- **The task**
Without altering anything, repeat each of the records.

# START OF The input

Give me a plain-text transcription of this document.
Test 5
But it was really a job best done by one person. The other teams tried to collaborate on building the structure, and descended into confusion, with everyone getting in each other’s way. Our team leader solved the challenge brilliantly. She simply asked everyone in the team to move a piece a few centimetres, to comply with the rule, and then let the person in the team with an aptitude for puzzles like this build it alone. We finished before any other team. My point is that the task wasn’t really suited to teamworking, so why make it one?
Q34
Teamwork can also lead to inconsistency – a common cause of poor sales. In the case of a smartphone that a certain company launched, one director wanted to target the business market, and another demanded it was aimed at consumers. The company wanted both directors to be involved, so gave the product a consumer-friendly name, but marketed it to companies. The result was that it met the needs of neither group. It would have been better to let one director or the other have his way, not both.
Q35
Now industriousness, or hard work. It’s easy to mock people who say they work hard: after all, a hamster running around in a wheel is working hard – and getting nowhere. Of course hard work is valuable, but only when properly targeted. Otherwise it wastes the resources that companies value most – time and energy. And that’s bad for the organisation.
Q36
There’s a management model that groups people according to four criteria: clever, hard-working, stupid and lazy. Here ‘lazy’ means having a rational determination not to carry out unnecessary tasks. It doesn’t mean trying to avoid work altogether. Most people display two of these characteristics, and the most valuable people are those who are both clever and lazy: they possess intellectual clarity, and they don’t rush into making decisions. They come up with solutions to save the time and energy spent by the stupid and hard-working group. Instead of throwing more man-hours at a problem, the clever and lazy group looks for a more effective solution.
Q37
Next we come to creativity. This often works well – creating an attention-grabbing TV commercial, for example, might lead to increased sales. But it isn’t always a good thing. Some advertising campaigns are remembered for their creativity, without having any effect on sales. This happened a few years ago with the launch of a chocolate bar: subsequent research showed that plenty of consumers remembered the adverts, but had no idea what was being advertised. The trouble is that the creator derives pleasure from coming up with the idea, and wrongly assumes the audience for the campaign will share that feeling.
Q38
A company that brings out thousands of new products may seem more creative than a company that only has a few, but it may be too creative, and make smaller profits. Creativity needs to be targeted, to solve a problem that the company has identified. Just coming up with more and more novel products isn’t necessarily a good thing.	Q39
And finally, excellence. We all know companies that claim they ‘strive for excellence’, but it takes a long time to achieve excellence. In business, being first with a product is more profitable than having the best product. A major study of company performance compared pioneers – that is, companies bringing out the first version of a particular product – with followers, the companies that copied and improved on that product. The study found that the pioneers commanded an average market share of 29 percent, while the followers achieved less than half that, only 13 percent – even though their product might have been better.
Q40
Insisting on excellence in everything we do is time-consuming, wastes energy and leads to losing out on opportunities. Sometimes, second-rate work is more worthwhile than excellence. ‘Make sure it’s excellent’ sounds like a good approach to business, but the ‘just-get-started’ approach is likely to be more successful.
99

# END OF The input

- **The output**
Give me a plain-text transcription of this document.
Test 5
But it was really a job best done by one person. The other teams tried to collaborate on building the structure, and descended into confusion, with everyone getting in each other’s way. Our team leader solved the challenge brilliantly. She simply asked everyone in the team to move a piece a few centimetres, to comply with the rule, and then let the person in the team with an aptitude for puzzles like this build it alone. We finished before any other team. My point is that the task wasn’t really suited to teamworking, so why make it one?
Q34
Teamwork can also lead to inconsistency – a common cause of poor sales. In the case of a smartphone that a certain company launched, one director wanted to target the business market, and another demanded it was aimed at consumers. The company wanted both directors to be involved, so gave the product a consumer-friendly name, but marketed it to companies. The result was that it met the needs of neither group. It would have been better to let one director or the other have his way, not both.
Q35
Now industriousness, or hard work. It’s easy to mock people who say they work hard: after all, a hamster running around in a wheel is working hard – and getting nowhere. Of course hard work is valuable, but only when properly targeted. Otherwise it wastes the resources that companies value most – time and energy. And that’s bad for the organisation.
Q36
There’s a management model that groups people according to four criteria: clever, hard-working, stupid and lazy. Here ‘lazy’ means having a rational determination not to carry out unnecessary tasks. It doesn’t mean trying to avoid work altogether. Most people display two of these characteristics, and the most valuable people are those who are both clever and lazy: they possess intellectual clarity, and they don’t rush into making decisions. They come up with solutions to save the time and energy spent by the stupid and hard-working group. Instead of throwing more man-hours at a problem, the clever and lazy group looks for a more effective solution.
Q37
Next we come to creativity. This often works well – creating an attention-grabbing TV commercial, for example, might lead to increased sales. But it isn’t always a good thing. Some advertising campaigns are remembered for their creativity, without having any effect on sales. This happened a few years ago with the launch of a chocolate bar: subsequent research showed that plenty of consumers remembered the adverts, but had no idea what was being advertised. The trouble is that the creator derives pleasure from coming up with the idea, and wrongly assumes the audience for the campaign will share that feeling.
Q38
A company that brings out thousands of new products may seem more creative than a company that only has a few, but it may be too creative, and make smaller profits. Creativity needs to be targeted, to solve a problem that the company has identified. Just coming up with more and more novel products isn’t necessarily a good thing.	Q39
And finally, excellence. We all know companies that claim they ‘strive for excellence’, but it takes a long time to achieve excellence. In business, being first with a product is more profitable than having the best product. A major study of company performance compared pioneers – that is, companies bringing out the first version of a particular product – with followers, the companies that copied and improved on that product. The study found that the pioneers commanded an average market share of 29 percent, while the followers achieved less than half that, only 13 percent – even though their product might have been better.
Q40
Insisting on excellence in everything we do is time-consuming, wastes energy and leads to losing out on opportunities. Sometimes, second-rate work is more worthwhile than excellence. ‘Make sure it’s excellent’ sounds like a good approach to business, but the ‘just-get-started’ approach is likely to be more successful.
99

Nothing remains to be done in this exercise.